• **What to produce**
All of the records below need to be copied exactly.

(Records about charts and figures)
============================================================
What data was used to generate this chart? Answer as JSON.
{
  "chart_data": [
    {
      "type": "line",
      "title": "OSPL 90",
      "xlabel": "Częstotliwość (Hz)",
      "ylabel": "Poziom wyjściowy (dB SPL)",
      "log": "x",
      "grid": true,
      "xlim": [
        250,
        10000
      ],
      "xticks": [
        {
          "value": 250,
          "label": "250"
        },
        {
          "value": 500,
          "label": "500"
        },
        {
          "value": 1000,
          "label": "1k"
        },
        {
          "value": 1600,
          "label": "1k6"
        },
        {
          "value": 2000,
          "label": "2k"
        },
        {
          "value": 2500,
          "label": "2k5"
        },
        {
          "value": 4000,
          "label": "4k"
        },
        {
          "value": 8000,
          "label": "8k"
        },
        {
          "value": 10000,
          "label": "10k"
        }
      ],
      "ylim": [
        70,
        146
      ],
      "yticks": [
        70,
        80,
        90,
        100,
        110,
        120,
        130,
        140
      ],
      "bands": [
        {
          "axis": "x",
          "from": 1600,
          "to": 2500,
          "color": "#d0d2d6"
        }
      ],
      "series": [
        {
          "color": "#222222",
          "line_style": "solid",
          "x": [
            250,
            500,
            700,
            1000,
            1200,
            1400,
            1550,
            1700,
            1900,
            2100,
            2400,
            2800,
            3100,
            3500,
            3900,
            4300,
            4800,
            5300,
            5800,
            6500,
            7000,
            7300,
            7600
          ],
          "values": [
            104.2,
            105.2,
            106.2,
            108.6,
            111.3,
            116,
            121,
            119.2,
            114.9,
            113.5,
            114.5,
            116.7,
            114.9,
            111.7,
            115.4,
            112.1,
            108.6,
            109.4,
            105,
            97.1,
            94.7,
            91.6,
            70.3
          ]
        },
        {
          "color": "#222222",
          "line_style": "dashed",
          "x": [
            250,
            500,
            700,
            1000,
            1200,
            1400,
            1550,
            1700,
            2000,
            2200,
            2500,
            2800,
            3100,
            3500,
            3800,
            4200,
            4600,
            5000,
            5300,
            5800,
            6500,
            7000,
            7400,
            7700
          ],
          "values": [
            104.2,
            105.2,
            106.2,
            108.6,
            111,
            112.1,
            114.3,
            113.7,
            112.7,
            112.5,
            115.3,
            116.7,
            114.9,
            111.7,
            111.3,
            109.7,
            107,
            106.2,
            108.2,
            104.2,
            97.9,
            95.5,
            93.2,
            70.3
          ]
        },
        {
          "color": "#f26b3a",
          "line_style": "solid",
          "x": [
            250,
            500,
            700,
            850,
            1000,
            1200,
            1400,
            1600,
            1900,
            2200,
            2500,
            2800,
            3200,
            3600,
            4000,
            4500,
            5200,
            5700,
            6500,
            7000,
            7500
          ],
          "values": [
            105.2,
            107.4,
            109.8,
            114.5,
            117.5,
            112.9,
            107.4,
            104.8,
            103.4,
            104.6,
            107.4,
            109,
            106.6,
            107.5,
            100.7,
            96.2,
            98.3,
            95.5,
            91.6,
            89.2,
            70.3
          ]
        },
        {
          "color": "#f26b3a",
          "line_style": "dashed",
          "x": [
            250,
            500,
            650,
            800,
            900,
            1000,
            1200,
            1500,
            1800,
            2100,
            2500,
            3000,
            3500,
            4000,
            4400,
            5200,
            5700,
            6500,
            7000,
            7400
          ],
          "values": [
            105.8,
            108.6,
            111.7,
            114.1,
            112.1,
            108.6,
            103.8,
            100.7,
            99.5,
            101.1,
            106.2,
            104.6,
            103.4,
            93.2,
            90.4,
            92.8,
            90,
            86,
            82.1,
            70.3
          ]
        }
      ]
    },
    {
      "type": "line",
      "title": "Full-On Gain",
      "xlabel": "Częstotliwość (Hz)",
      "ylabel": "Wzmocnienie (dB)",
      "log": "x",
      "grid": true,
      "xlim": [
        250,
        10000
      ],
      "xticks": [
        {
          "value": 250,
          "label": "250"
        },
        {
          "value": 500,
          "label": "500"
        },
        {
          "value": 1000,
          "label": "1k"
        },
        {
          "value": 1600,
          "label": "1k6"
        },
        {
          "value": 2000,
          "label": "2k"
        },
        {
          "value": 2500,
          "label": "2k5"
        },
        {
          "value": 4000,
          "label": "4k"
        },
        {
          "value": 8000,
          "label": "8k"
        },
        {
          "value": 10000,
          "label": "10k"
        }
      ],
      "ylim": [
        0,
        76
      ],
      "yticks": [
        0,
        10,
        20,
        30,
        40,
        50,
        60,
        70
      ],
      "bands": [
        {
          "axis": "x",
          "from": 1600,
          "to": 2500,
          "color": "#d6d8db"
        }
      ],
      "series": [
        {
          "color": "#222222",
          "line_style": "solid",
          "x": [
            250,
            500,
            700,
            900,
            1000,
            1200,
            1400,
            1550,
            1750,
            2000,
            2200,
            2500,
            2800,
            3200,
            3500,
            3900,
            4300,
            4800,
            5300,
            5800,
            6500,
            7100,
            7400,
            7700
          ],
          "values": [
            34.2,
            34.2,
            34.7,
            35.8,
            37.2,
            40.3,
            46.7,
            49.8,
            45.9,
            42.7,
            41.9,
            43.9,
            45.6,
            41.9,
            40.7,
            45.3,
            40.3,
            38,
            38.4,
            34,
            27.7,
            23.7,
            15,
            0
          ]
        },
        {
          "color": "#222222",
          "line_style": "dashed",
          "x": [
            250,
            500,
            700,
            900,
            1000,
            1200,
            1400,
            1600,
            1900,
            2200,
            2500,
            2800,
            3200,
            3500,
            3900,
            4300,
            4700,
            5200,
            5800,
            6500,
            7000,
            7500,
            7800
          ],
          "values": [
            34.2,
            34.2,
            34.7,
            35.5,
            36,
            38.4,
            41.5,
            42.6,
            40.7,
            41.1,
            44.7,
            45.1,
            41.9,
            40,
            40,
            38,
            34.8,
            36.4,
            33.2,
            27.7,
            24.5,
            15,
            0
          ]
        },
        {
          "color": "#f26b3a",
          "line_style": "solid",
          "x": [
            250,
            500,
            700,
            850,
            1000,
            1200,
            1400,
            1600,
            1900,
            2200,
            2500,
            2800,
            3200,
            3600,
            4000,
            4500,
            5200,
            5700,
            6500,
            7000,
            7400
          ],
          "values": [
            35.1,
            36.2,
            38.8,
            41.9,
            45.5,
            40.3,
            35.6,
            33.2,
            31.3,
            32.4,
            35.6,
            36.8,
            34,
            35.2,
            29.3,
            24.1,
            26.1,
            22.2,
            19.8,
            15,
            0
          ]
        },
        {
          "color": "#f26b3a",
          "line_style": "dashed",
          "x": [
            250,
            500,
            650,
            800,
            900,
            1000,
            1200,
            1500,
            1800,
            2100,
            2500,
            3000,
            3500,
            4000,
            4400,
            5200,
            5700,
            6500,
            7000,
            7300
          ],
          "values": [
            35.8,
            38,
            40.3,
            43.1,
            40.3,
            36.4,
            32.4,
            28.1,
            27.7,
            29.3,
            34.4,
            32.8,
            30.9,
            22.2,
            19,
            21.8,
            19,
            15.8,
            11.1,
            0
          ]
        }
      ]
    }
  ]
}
============================================================
• **Finished exercise**
What data was used to generate this chart? Answer as JSON.
{
  "chart_data": [
    {
      "type": "line",
      "title": "OSPL 90",
      "xlabel": "Częstotliwość (Hz)",
      "ylabel": "Poziom wyjściowy (dB SPL)",
      "log": "x",
      "grid": true,
      "xlim": [
        250,
        10000
      ],
      "xticks": [
        {
          "value": 250,
          "label": "250"
        },
        {
          "value": 500,
          "label": "500"
        },
        {
          "value": 1000,
          "label": "1k"
        },
        {
          "value": 1600,
          "label": "1k6"
        },
        {
          "value": 2000,
          "label": "2k"
        },
        {
          "value": 2500,
          "label": "2k5"
        },
        {
          "value": 4000,
          "label": "4k"
        },
        {
          "value": 8000,
          "label": "8k"
        },
        {
          "value": 10000,
          "label": "10k"
        }
      ],
      "ylim": [
        70,
        146
      ],
      "yticks": [
        70,
        80,
        90,
        100,
        110,
        120,
        130,
        140
      ],
      "bands": [
        {
          "axis": "x",
          "from": 1600,
          "to": 2500,
          "color": "#d0d2d6"
        }
      ],
      "series": [
        {
          "color": "#222222",
          "line_style": "solid",
          "x": [
            250,
            500,
            700,
            1000,
            1200,
            1400,
            1550,
            1700,
            1900,
            2100,
            2400,
            2800,
            3100,
            3500,
            3900,
            4300,
            4800,
            5300,
            5800,
            6500,
            7000,
            7300,
            7600
          ],
          "values": [
            104.2,
            105.2,
            106.2,
            108.6,
            111.3,
            116,
            121,
            119.2,
            114.9,
            113.5,
            114.5,
            116.7,
            114.9,
            111.7,
            115.4,
            112.1,
            108.6,
            109.4,
            105,
            97.1,
            94.7,
            91.6,
            70.3
          ]
        },
        {
          "color": "#222222",
          "line_style": "dashed",
          "x": [
            250,
            500,
            700,
            1000,
            1200,
            1400,
            1550,
            1700,
            2000,
            2200,
            2500,
            2800,
            3100,
            3500,
            3800,
            4200,
            4600,
            5000,
            5300,
            5800,
            6500,
            7000,
            7400,
            7700
          ],
          "values": [
            104.2,
            105.2,
            106.2,
            108.6,
            111,
            112.1,
            114.3,
            113.7,
            112.7,
            112.5,
            115.3,
            116.7,
            114.9,
            111.7,
            111.3,
            109.7,
            107,
            106.2,
            108.2,
            104.2,
            97.9,
            95.5,
            93.2,
            70.3
          ]
        },
        {
          "color": "#f26b3a",
          "line_style": "solid",
          "x": [
            250,
            500,
            700,
            850,
            1000,
            1200,
            1400,
            1600,
            1900,
            2200,
            2500,
            2800,
            3200,
            3600,
            4000,
            4500,
            5200,
            5700,
            6500,
            7000,
            7500
          ],
          "values": [
            105.2,
            107.4,
            109.8,
            114.5,
            117.5,
            112.9,
            107.4,
            104.8,
            103.4,
            104.6,
            107.4,
            109,
            106.6,
            107.5,
            100.7,
            96.2,
            98.3,
            95.5,
            91.6,
            89.2,
            70.3
          ]
        },
        {
          "color": "#f26b3a",
          "line_style": "dashed",
          "x": [
            250,
            500,
            650,
            800,
            900,
            1000,
            1200,
            1500,
            1800,
            2100,
            2500,
            3000,
            3500,
            4000,
            4400,
            5200,
            5700,
            6500,
            7000,
            7400
          ],
          "values": [
            105.8,
            108.6,
            111.7,
            114.1,
            112.1,
            108.6,
            103.8,
            100.7,
            99.5,
            101.1,
            106.2,
            104.6,
            103.4,
            93.2,
            90.4,
            92.8,
            90,
            86,
            82.1,
            70.3
          ]
        }
      ]
    },
    {
      "type": "line",
      "title": "Full-On Gain",
      "xlabel": "Częstotliwość (Hz)",
      "ylabel": "Wzmocnienie (dB)",
      "log": "x",
      "grid": true,
      "xlim": [
        250,
        10000
      ],
      "xticks": [
        {
          "value": 250,
          "label": "250"
        },
        {
          "value": 500,
          "label": "500"
        },
        {
          "value": 1000,
          "label": "1k"
        },
        {
          "value": 1600,
          "label": "1k6"
        },
        {
          "value": 2000,
          "label": "2k"
        },
        {
          "value": 2500,
          "label": "2k5"
        },
        {
          "value": 4000,
          "label": "4k"
        },
        {
          "value": 8000,
          "label": "8k"
        },
        {
          "value": 10000,
          "label": "10k"
        }
      ],
      "ylim": [
        0,
        76
      ],
      "yticks": [
        0,
        10,
        20,
        30,
        40,
        50,
        60,
        70
      ],
      "bands": [
        {
          "axis": "x",
          "from": 1600,
          "to": 2500,
          "color": "#d6d8db"
        }
      ],
      "series": [
        {
          "color": "#222222",
          "line_style": "solid",
          "x": [
            250,
            500,
            700,
            900,
            1000,
            1200,
            1400,
            1550,
            1750,
            2000,
            2200,
            2500,
            2800,
            3200,
            3500,
            3900,
            4300,
            4800,
            5300,
            5800,
            6500,
            7100,
            7400,
            7700
          ],
          "values": [
            34.2,
            34.2,
            34.7,
            35.8,
            37.2,
            40.3,
            46.7,
            49.8,
            45.9,
            42.7,
            41.9,
            43.9,
            45.6,
            41.9,
            40.7,
            45.3,
            40.3,
            38,
            38.4,
            34,
            27.7,
            23.7,
            15,
            0
          ]
        },
        {
          "color": "#222222",
          "line_style": "dashed",
          "x": [
            250,
            500,
            700,
            900,
            1000,
            1200,
            1400,
            1600,
            1900,
            2200,
            2500,
            2800,
            3200,
            3500,
            3900,
            4300,
            4700,
            5200,
            5800,
            6500,
            7000,
            7500,
            7800
          ],
          "values": [
            34.2,
            34.2,
            34.7,
            35.5,
            36,
            38.4,
            41.5,
            42.6,
            40.7,
            41.1,
            44.7,
            45.1,
            41.9,
            40,
            40,
            38,
            34.8,
            36.4,
            33.2,
            27.7,
            24.5,
            15,
            0
          ]
        },
        {
          "color": "#f26b3a",
          "line_style": "solid",
          "x": [
            250,
            500,
            700,
            850,
            1000,
            1200,
            1400,
            1600,
            1900,
            2200,
            2500,
            2800,
            3200,
            3600,
            4000,
            4500,
            5200,
            5700,
            6500,
            7000,
            7400
          ],
          "values": [
            35.1,
            36.2,
            38.8,
            41.9,
            45.5,
            40.3,
            35.6,
            33.2,
            31.3,
            32.4,
            35.6,
            36.8,
            34,
            35.2,
            29.3,
            24.1,
            26.1,
            22.2,
            19.8,
            15,
            0
          ]
        },
        {
          "color": "#f26b3a",
          "line_style": "dashed",
          "x": [
            250,
            500,
            650,
            800,
            900,
            1000,
            1200,
            1500,
            1800,
            2100,
            2500,
            3000,
            3500,
            4000,
            4400,
            5200,
            5700,
            6500,
            7000,
            7300
          ],
          "values": [
            35.8,
            38,
            40.3,
            43.1,
            40.3,
            36.4,
            32.4,
            28.1,
            27.7,
            29.3,
            34.4,
            32.8,
            30.9,
            22.2,
            19,
            21.8,
            19,
            15.8,
            11.1,
            0
          ]
        }
      ]
    }
  ]
}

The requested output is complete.